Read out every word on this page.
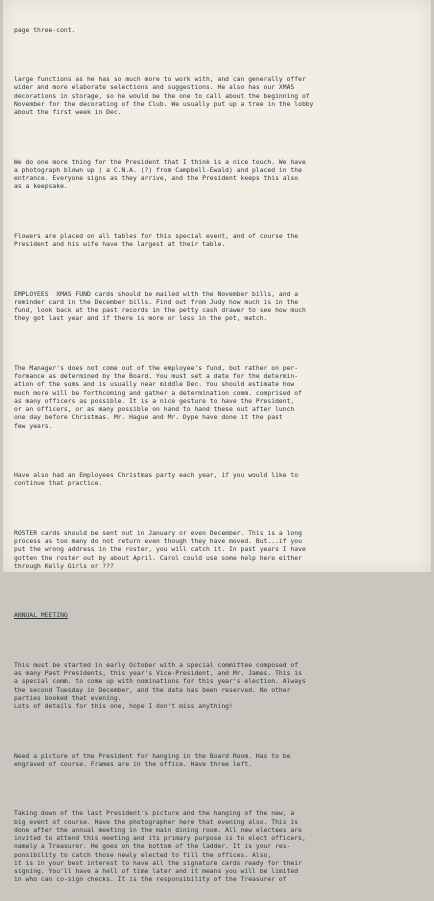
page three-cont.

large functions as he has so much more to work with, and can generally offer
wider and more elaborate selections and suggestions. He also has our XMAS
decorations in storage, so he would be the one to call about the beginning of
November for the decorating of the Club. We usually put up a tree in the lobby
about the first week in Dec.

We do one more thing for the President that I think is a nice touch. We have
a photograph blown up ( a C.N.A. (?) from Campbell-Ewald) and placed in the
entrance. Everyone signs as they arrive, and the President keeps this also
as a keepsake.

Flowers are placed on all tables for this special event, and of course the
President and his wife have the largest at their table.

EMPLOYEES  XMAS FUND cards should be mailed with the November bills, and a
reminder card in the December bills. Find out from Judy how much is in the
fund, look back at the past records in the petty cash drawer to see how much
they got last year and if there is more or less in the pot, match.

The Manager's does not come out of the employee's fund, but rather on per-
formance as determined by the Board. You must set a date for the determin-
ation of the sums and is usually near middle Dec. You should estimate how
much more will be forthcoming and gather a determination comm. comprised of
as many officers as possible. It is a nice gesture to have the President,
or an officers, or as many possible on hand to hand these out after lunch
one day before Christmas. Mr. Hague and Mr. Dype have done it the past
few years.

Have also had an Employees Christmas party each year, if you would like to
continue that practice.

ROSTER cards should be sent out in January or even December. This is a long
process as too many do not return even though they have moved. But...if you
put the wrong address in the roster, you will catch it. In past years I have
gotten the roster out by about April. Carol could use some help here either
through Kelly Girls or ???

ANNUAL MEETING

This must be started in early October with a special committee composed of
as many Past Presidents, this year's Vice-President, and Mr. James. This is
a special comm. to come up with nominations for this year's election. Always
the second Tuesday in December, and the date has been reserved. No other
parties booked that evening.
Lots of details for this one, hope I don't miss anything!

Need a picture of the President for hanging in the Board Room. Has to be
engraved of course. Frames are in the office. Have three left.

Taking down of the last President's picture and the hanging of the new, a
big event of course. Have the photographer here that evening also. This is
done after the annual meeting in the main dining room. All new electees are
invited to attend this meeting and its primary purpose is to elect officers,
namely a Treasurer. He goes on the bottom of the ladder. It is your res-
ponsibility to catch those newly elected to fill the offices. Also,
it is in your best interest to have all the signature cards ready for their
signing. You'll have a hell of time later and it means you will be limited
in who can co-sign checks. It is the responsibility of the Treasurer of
========
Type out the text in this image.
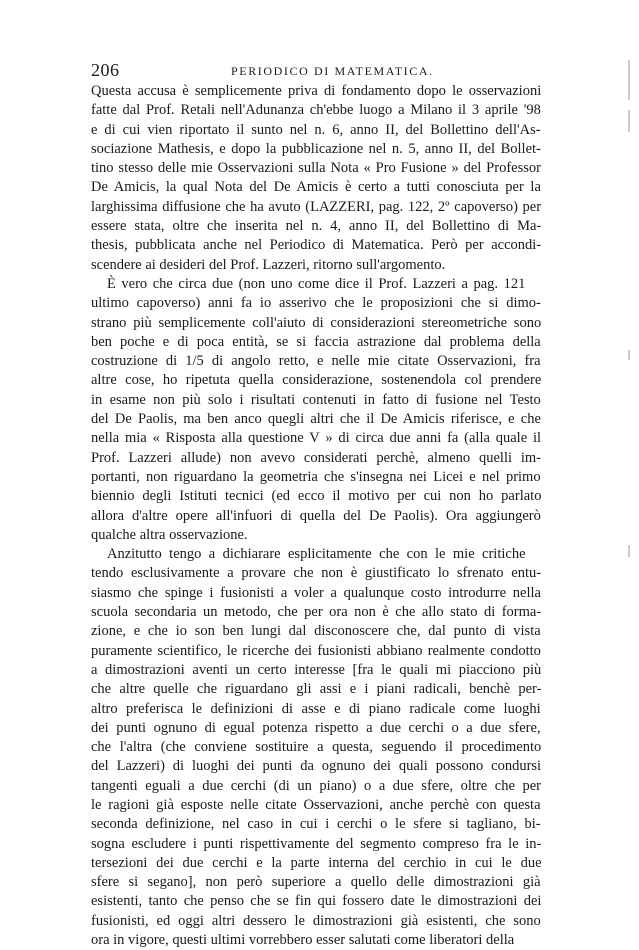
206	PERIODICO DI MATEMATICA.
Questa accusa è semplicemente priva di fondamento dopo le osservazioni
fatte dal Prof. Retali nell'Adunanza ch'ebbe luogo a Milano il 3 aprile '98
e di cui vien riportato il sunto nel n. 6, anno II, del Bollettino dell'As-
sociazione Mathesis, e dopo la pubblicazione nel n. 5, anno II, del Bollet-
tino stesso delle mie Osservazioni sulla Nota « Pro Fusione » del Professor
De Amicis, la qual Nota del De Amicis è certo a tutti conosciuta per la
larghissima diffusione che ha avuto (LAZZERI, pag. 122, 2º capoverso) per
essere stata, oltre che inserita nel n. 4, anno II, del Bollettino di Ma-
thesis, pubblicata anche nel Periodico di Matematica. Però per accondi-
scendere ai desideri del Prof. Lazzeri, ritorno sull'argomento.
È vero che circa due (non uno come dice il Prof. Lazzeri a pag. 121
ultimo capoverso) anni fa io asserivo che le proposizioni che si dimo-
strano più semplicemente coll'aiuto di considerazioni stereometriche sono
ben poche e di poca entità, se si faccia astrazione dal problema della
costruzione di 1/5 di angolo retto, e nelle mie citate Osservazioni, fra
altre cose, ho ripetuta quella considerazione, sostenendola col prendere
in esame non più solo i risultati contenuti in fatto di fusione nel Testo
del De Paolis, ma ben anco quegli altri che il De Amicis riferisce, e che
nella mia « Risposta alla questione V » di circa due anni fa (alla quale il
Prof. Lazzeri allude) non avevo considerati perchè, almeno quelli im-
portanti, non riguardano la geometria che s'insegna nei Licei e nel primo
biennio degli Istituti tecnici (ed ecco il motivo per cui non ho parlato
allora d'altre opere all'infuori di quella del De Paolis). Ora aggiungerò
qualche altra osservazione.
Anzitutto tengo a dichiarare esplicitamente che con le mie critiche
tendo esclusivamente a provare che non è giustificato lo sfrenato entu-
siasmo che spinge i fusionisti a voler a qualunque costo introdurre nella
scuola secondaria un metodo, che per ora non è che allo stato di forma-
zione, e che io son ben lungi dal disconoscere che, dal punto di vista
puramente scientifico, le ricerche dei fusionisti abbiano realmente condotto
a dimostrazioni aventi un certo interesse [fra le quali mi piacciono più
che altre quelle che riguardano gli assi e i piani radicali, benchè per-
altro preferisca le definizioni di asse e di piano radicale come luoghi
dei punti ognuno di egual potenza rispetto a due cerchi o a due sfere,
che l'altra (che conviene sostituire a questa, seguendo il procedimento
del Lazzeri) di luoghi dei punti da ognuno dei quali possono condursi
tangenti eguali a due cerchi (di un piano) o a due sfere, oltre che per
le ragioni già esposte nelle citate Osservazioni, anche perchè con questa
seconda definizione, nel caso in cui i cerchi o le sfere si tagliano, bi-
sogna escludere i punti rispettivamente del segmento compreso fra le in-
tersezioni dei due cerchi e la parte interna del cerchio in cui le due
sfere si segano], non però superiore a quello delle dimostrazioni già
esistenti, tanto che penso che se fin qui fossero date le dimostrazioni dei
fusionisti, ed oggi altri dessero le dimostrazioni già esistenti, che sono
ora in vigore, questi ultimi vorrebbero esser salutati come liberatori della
========
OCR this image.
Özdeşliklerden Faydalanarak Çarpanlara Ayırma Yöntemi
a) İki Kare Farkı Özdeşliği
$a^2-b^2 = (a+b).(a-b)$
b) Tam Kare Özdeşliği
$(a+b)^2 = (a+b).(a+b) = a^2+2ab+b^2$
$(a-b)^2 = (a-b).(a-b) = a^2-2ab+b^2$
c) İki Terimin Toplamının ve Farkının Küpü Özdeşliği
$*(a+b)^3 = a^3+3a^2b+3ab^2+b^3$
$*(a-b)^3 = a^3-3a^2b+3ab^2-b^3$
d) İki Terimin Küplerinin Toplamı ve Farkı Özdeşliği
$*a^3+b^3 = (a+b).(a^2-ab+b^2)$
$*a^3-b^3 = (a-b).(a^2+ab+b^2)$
========
# [Problem details]
Copy all the lines above that hold the string "their".

# [Output]
President and his wife have the largest at their table.
it is in your best interest to have all the signature cards ready for their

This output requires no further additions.